» **Directions**
How many lines in the records below contain the word "type"? Give only the number.

[Part of a data file]
============================================================

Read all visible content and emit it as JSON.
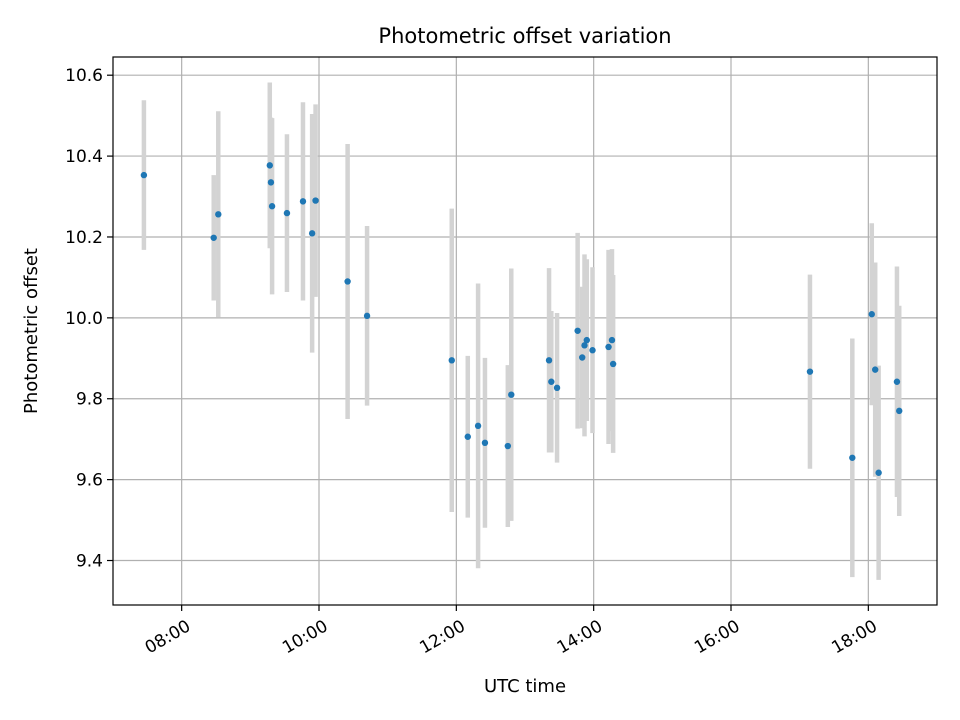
{
  "chart_data": {
    "type": "scatter",
    "title": "Photometric offset variation",
    "xlabel": "UTC time",
    "ylabel": "Photometric offset",
    "x_unit": "hours",
    "xlim": [
      "07:00",
      "19:00"
    ],
    "ylim": [
      9.29,
      10.645
    ],
    "grid": true,
    "legend": "none",
    "xticks": [
      "08:00",
      "10:00",
      "12:00",
      "14:00",
      "16:00",
      "18:00"
    ],
    "yticks": [
      "9.4",
      "9.6",
      "9.8",
      "10.0",
      "10.2",
      "10.4",
      "10.6"
    ],
    "colors": {
      "points": "#1f77b4",
      "error_bars": "#d3d3d3",
      "grid": "#b0b0b0"
    },
    "series": [
      {
        "points": [
          {
            "time": "07:27",
            "y": 10.353,
            "err": 0.185
          },
          {
            "time": "08:28",
            "y": 10.198,
            "err": 0.155
          },
          {
            "time": "08:32",
            "y": 10.256,
            "err": 0.255
          },
          {
            "time": "09:17",
            "y": 10.377,
            "err": 0.205
          },
          {
            "time": "09:18",
            "y": 10.335,
            "err": 0.16
          },
          {
            "time": "09:19",
            "y": 10.276,
            "err": 0.218
          },
          {
            "time": "09:32",
            "y": 10.259,
            "err": 0.195
          },
          {
            "time": "09:46",
            "y": 10.288,
            "err": 0.245
          },
          {
            "time": "09:54",
            "y": 10.209,
            "err": 0.295
          },
          {
            "time": "09:57",
            "y": 10.29,
            "err": 0.238
          },
          {
            "time": "10:25",
            "y": 10.09,
            "err": 0.34
          },
          {
            "time": "10:42",
            "y": 10.005,
            "err": 0.222
          },
          {
            "time": "11:56",
            "y": 9.895,
            "err": 0.375
          },
          {
            "time": "12:10",
            "y": 9.706,
            "err": 0.2
          },
          {
            "time": "12:19",
            "y": 9.733,
            "err": 0.352
          },
          {
            "time": "12:25",
            "y": 9.691,
            "err": 0.21
          },
          {
            "time": "12:45",
            "y": 9.683,
            "err": 0.2
          },
          {
            "time": "12:48",
            "y": 9.81,
            "err": 0.312
          },
          {
            "time": "13:21",
            "y": 9.895,
            "err": 0.228
          },
          {
            "time": "13:23",
            "y": 9.842,
            "err": 0.175
          },
          {
            "time": "13:28",
            "y": 9.827,
            "err": 0.185
          },
          {
            "time": "13:46",
            "y": 9.968,
            "err": 0.242
          },
          {
            "time": "13:50",
            "y": 9.902,
            "err": 0.175
          },
          {
            "time": "13:52",
            "y": 9.932,
            "err": 0.225
          },
          {
            "time": "13:54",
            "y": 9.945,
            "err": 0.2
          },
          {
            "time": "13:59",
            "y": 9.92,
            "err": 0.205
          },
          {
            "time": "14:13",
            "y": 9.928,
            "err": 0.24
          },
          {
            "time": "14:16",
            "y": 9.945,
            "err": 0.225
          },
          {
            "time": "14:17",
            "y": 9.886,
            "err": 0.22
          },
          {
            "time": "17:09",
            "y": 9.867,
            "err": 0.24
          },
          {
            "time": "17:46",
            "y": 9.654,
            "err": 0.295
          },
          {
            "time": "18:03",
            "y": 10.009,
            "err": 0.225
          },
          {
            "time": "18:06",
            "y": 9.872,
            "err": 0.265
          },
          {
            "time": "18:09",
            "y": 9.617,
            "err": 0.265
          },
          {
            "time": "18:25",
            "y": 9.842,
            "err": 0.285
          },
          {
            "time": "18:27",
            "y": 9.77,
            "err": 0.26
          }
        ]
      }
    ]
  }
}
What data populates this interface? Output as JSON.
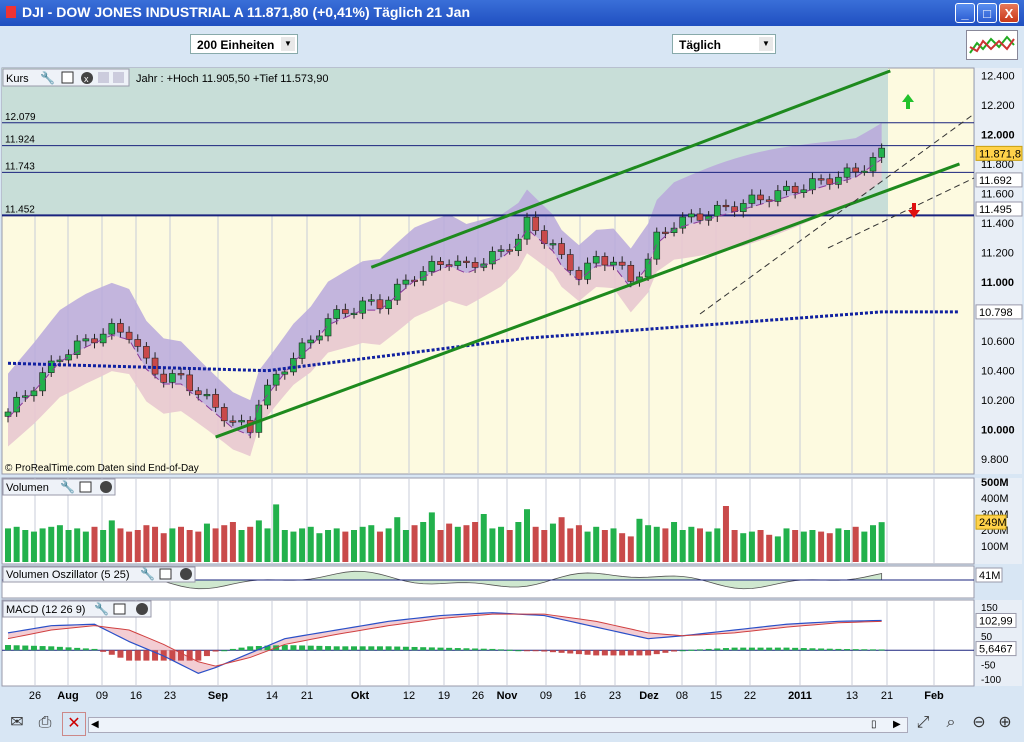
{
  "window": {
    "title": "DJI - DOW JONES INDUSTRIAL A    11.871,80 (+0,41%)    Täglich  21 Jan",
    "minimize": "_",
    "maximize": "□",
    "close": "X"
  },
  "toolbar": {
    "units_select": "200 Einheiten",
    "period_select": "Täglich"
  },
  "price_panel": {
    "label": "Kurs",
    "info": "Jahr : +Hoch 11.905,50 +Tief 11.573,90",
    "credit": "© ProRealTime.com  Daten sind End-of-Day"
  },
  "volume_panel": {
    "label": "Volumen"
  },
  "vol_osc_panel": {
    "label": "Volumen Oszillator (5 25)"
  },
  "macd_panel": {
    "label": "MACD (12 26 9)"
  },
  "colors": {
    "up": "#22b14c",
    "down": "#c94a4a",
    "channel": "#1e8a1e",
    "ma200": "#1020a0",
    "bollinger_fill": "#9b8ad6",
    "level_line": "#1a237e"
  },
  "chart_data": [
    {
      "type": "candlestick",
      "title": "DJI - DOW JONES INDUSTRIAL A",
      "x_ticks": [
        "26",
        "Aug",
        "09",
        "16",
        "23",
        "Sep",
        "14",
        "21",
        "Okt",
        "12",
        "19",
        "26",
        "Nov",
        "09",
        "16",
        "23",
        "Dez",
        "08",
        "15",
        "22",
        "2011",
        "13",
        "21",
        "Feb"
      ],
      "y_ticks": [
        "12.400",
        "12.200",
        "12.000",
        "11.800",
        "11.600",
        "11.400",
        "11.200",
        "11.000",
        "10.800",
        "10.600",
        "10.400",
        "10.200",
        "10.000",
        "9.800"
      ],
      "ylim": [
        9700,
        12450
      ],
      "levels": [
        "12.079",
        "11.924",
        "11.743",
        "11.452"
      ],
      "price_tags": [
        "11.871,8",
        "11.692",
        "11.495",
        "10.798"
      ],
      "close_path": [
        [
          0,
          10120
        ],
        [
          3,
          10300
        ],
        [
          6,
          10500
        ],
        [
          9,
          10600
        ],
        [
          12,
          10680
        ],
        [
          14,
          10650
        ],
        [
          16,
          10450
        ],
        [
          18,
          10350
        ],
        [
          20,
          10350
        ],
        [
          22,
          10250
        ],
        [
          24,
          10150
        ],
        [
          26,
          10050
        ],
        [
          28,
          10000
        ],
        [
          29,
          10200
        ],
        [
          31,
          10350
        ],
        [
          33,
          10500
        ],
        [
          35,
          10600
        ],
        [
          37,
          10750
        ],
        [
          39,
          10800
        ],
        [
          41,
          10850
        ],
        [
          43,
          10850
        ],
        [
          45,
          10950
        ],
        [
          47,
          11050
        ],
        [
          49,
          11100
        ],
        [
          51,
          11150
        ],
        [
          53,
          11100
        ],
        [
          55,
          11150
        ],
        [
          57,
          11200
        ],
        [
          59,
          11300
        ],
        [
          60,
          11400
        ],
        [
          61,
          11350
        ],
        [
          63,
          11250
        ],
        [
          64,
          11150
        ],
        [
          66,
          11050
        ],
        [
          68,
          11150
        ],
        [
          70,
          11150
        ],
        [
          72,
          11000
        ],
        [
          74,
          11150
        ],
        [
          75,
          11300
        ],
        [
          77,
          11400
        ],
        [
          80,
          11450
        ],
        [
          83,
          11500
        ],
        [
          86,
          11550
        ],
        [
          89,
          11600
        ],
        [
          92,
          11650
        ],
        [
          95,
          11700
        ],
        [
          98,
          11750
        ],
        [
          101,
          11871.8
        ]
      ],
      "ma200": [
        [
          0,
          10450
        ],
        [
          30,
          10400
        ],
        [
          60,
          10620
        ],
        [
          101,
          10798
        ]
      ],
      "channel_upper": [
        [
          42,
          11100
        ],
        [
          102,
          12430
        ]
      ],
      "channel_lower": [
        [
          24,
          9950
        ],
        [
          110,
          11800
        ]
      ]
    },
    {
      "type": "bar",
      "title": "Volumen",
      "y_ticks": [
        "500M",
        "400M",
        "300M",
        "200M",
        "100M"
      ],
      "ylim": [
        0,
        500
      ],
      "last_value": "249M",
      "values": [
        210,
        220,
        200,
        190,
        210,
        220,
        230,
        200,
        210,
        190,
        220,
        200,
        260,
        210,
        190,
        200,
        230,
        220,
        180,
        210,
        220,
        200,
        190,
        240,
        210,
        230,
        250,
        200,
        220,
        260,
        210,
        360,
        200,
        190,
        210,
        220,
        180,
        200,
        210,
        190,
        200,
        220,
        230,
        190,
        210,
        280,
        200,
        230,
        250,
        310,
        200,
        240,
        220,
        230,
        250,
        300,
        210,
        220,
        200,
        250,
        330,
        220,
        200,
        240,
        280,
        210,
        230,
        190,
        220,
        200,
        210,
        180,
        160,
        270,
        230,
        220,
        210,
        250,
        200,
        220,
        210,
        190,
        210,
        350,
        200,
        180,
        190,
        200,
        170,
        160,
        210,
        200,
        190,
        200,
        190,
        180,
        210,
        200,
        220,
        190,
        230,
        249
      ]
    },
    {
      "type": "area",
      "title": "Volumen Oszillator (5 25)",
      "last_value": "41M"
    },
    {
      "type": "bar",
      "title": "MACD (12 26 9)",
      "y_ticks": [
        "150",
        "100",
        "50",
        "0",
        "-50",
        "-100"
      ],
      "ylim": [
        -110,
        160
      ],
      "tags": [
        "102,99",
        "5,6467"
      ],
      "macd": [
        [
          0,
          60
        ],
        [
          5,
          85
        ],
        [
          10,
          90
        ],
        [
          14,
          30
        ],
        [
          18,
          -20
        ],
        [
          22,
          -80
        ],
        [
          24,
          -60
        ],
        [
          28,
          -10
        ],
        [
          32,
          40
        ],
        [
          38,
          70
        ],
        [
          44,
          100
        ],
        [
          50,
          120
        ],
        [
          56,
          130
        ],
        [
          62,
          120
        ],
        [
          68,
          80
        ],
        [
          74,
          40
        ],
        [
          78,
          50
        ],
        [
          84,
          70
        ],
        [
          90,
          90
        ],
        [
          96,
          100
        ],
        [
          101,
          103
        ]
      ],
      "signal": [
        [
          0,
          40
        ],
        [
          5,
          70
        ],
        [
          10,
          85
        ],
        [
          14,
          70
        ],
        [
          18,
          20
        ],
        [
          22,
          -40
        ],
        [
          24,
          -55
        ],
        [
          28,
          -25
        ],
        [
          32,
          20
        ],
        [
          38,
          55
        ],
        [
          44,
          85
        ],
        [
          50,
          110
        ],
        [
          56,
          125
        ],
        [
          62,
          125
        ],
        [
          68,
          100
        ],
        [
          74,
          60
        ],
        [
          78,
          50
        ],
        [
          84,
          60
        ],
        [
          90,
          80
        ],
        [
          96,
          95
        ],
        [
          101,
          100
        ]
      ]
    }
  ]
}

============================================================

» **Reply to the task**
5